EXERCISE DESCRIPTION - Produce an exact copy of all the data below, dropping every image.

GIVEN RECORDS -
◇ ◇ ◇

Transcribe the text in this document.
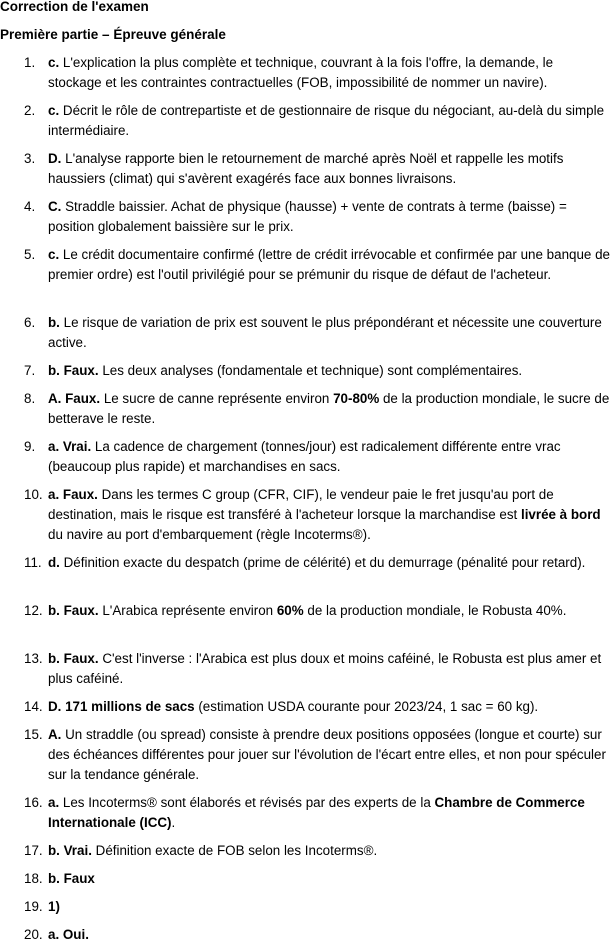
Correction de l'examen
Première partie – Épreuve générale
1. c. L'explication la plus complète et technique, couvrant à la fois l'offre, la demande, le stockage et les contraintes contractuelles (FOB, impossibilité de nommer un navire).
2. c. Décrit le rôle de contrepartiste et de gestionnaire de risque du négociant, au-delà du simple intermédiaire.
3. D. L'analyse rapporte bien le retournement de marché après Noël et rappelle les motifs haussiers (climat) qui s'avèrent exagérés face aux bonnes livraisons.
4. C. Straddle baissier. Achat de physique (hausse) + vente de contrats à terme (baisse) = position globalement baissière sur le prix.
5. c. Le crédit documentaire confirmé (lettre de crédit irrévocable et confirmée par une banque de premier ordre) est l'outil privilégié pour se prémunir du risque de défaut de l'acheteur.
6. b. Le risque de variation de prix est souvent le plus prépondérant et nécessite une couverture active.
7. b. Faux. Les deux analyses (fondamentale et technique) sont complémentaires.
8. A. Faux. Le sucre de canne représente environ 70-80% de la production mondiale, le sucre de betterave le reste.
9. a. Vrai. La cadence de chargement (tonnes/jour) est radicalement différente entre vrac (beaucoup plus rapide) et marchandises en sacs.
10. a. Faux. Dans les termes C group (CFR, CIF), le vendeur paie le fret jusqu'au port de destination, mais le risque est transféré à l'acheteur lorsque la marchandise est livrée à bord du navire au port d'embarquement (règle Incoterms®).
11. d. Définition exacte du despatch (prime de célérité) et du demurrage (pénalité pour retard).
12. b. Faux. L'Arabica représente environ 60% de la production mondiale, le Robusta 40%.
13. b. Faux. C'est l'inverse : l'Arabica est plus doux et moins caféiné, le Robusta est plus amer et plus caféiné.
14. D. 171 millions de sacs (estimation USDA courante pour 2023/24, 1 sac = 60 kg).
15. A. Un straddle (ou spread) consiste à prendre deux positions opposées (longue et courte) sur des échéances différentes pour jouer sur l'évolution de l'écart entre elles, et non pour spéculer sur la tendance générale.
16. a. Les Incoterms® sont élaborés et révisés par des experts de la Chambre de Commerce Internationale (ICC).
17. b. Vrai. Définition exacte de FOB selon les Incoterms®.
18. b. Faux
19. 1)
20. a. Oui.
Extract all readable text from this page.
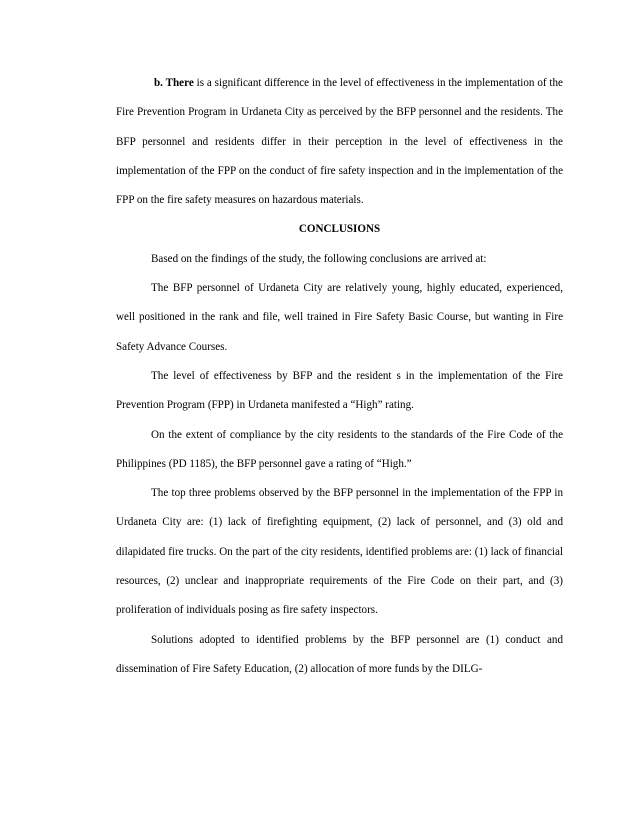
b. There is a significant difference in the level of effectiveness in the implementation of the Fire Prevention Program in Urdaneta City as perceived by the BFP personnel and the residents. The BFP personnel and residents differ in their perception in the level of effectiveness in the implementation of the FPP on the conduct of fire safety inspection and in the implementation of the FPP on the fire safety measures on hazardous materials.

CONCLUSIONS

Based on the findings of the study, the following conclusions are arrived at:

The BFP personnel of Urdaneta City are relatively young, highly educated, experienced, well positioned in the rank and file, well trained in Fire Safety Basic Course, but wanting in Fire Safety Advance Courses.

The level of effectiveness by BFP and the resident s in the implementation of the Fire Prevention Program (FPP) in Urdaneta manifested a “High” rating.

On the extent of compliance by the city residents to the standards of the Fire Code of the Philippines (PD 1185), the BFP personnel gave a rating of “High.”

The top three problems observed by the BFP personnel in the implementation of the FPP in Urdaneta City are: (1) lack of firefighting equipment, (2) lack of personnel, and (3) old and dilapidated fire trucks. On the part of the city residents, identified problems are: (1) lack of financial resources, (2) unclear and inappropriate requirements of the Fire Code on their part, and (3) proliferation of individuals posing as fire safety inspectors.

Solutions adopted to identified problems by the BFP personnel are (1) conduct and dissemination of Fire Safety Education, (2) allocation of more funds by the DILG-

◇ ◇ ◇

FULL RESPONSE -
Transcribe the text in this document.
Correction de l'examen
Première partie – Épreuve générale
1. c. L'explication la plus complète et technique, couvrant à la fois l'offre, la demande, le stockage et les contraintes contractuelles (FOB, impossibilité de nommer un navire).
2. c. Décrit le rôle de contrepartiste et de gestionnaire de risque du négociant, au-delà du simple intermédiaire.
3. D. L'analyse rapporte bien le retournement de marché après Noël et rappelle les motifs haussiers (climat) qui s'avèrent exagérés face aux bonnes livraisons.
4. C. Straddle baissier. Achat de physique (hausse) + vente de contrats à terme (baisse) = position globalement baissière sur le prix.
5. c. Le crédit documentaire confirmé (lettre de crédit irrévocable et confirmée par une banque de premier ordre) est l'outil privilégié pour se prémunir du risque de défaut de l'acheteur.
6. b. Le risque de variation de prix est souvent le plus prépondérant et nécessite une couverture active.
7. b. Faux. Les deux analyses (fondamentale et technique) sont complémentaires.
8. A. Faux. Le sucre de canne représente environ 70-80% de la production mondiale, le sucre de betterave le reste.
9. a. Vrai. La cadence de chargement (tonnes/jour) est radicalement différente entre vrac (beaucoup plus rapide) et marchandises en sacs.
10. a. Faux. Dans les termes C group (CFR, CIF), le vendeur paie le fret jusqu'au port de destination, mais le risque est transféré à l'acheteur lorsque la marchandise est livrée à bord du navire au port d'embarquement (règle Incoterms®).
11. d. Définition exacte du despatch (prime de célérité) et du demurrage (pénalité pour retard).
12. b. Faux. L'Arabica représente environ 60% de la production mondiale, le Robusta 40%.
13. b. Faux. C'est l'inverse : l'Arabica est plus doux et moins caféiné, le Robusta est plus amer et plus caféiné.
14. D. 171 millions de sacs (estimation USDA courante pour 2023/24, 1 sac = 60 kg).
15. A. Un straddle (ou spread) consiste à prendre deux positions opposées (longue et courte) sur des échéances différentes pour jouer sur l'évolution de l'écart entre elles, et non pour spéculer sur la tendance générale.
16. a. Les Incoterms® sont élaborés et révisés par des experts de la Chambre de Commerce Internationale (ICC).
17. b. Vrai. Définition exacte de FOB selon les Incoterms®.
18. b. Faux
19. 1)
20. a. Oui.
Extract all readable text from this page.
b. There is a significant difference in the level of effectiveness in the implementation of the Fire Prevention Program in Urdaneta City as perceived by the BFP personnel and the residents. The BFP personnel and residents differ in their perception in the level of effectiveness in the implementation of the FPP on the conduct of fire safety inspection and in the implementation of the FPP on the fire safety measures on hazardous materials.

CONCLUSIONS

Based on the findings of the study, the following conclusions are arrived at:

The BFP personnel of Urdaneta City are relatively young, highly educated, experienced, well positioned in the rank and file, well trained in Fire Safety Basic Course, but wanting in Fire Safety Advance Courses.

The level of effectiveness by BFP and the resident s in the implementation of the Fire Prevention Program (FPP) in Urdaneta manifested a “High” rating.

On the extent of compliance by the city residents to the standards of the Fire Code of the Philippines (PD 1185), the BFP personnel gave a rating of “High.”

The top three problems observed by the BFP personnel in the implementation of the FPP in Urdaneta City are: (1) lack of firefighting equipment, (2) lack of personnel, and (3) old and dilapidated fire trucks. On the part of the city residents, identified problems are: (1) lack of financial resources, (2) unclear and inappropriate requirements of the Fire Code on their part, and (3) proliferation of individuals posing as fire safety inspectors.

Solutions adopted to identified problems by the BFP personnel are (1) conduct and dissemination of Fire Safety Education, (2) allocation of more funds by the DILG-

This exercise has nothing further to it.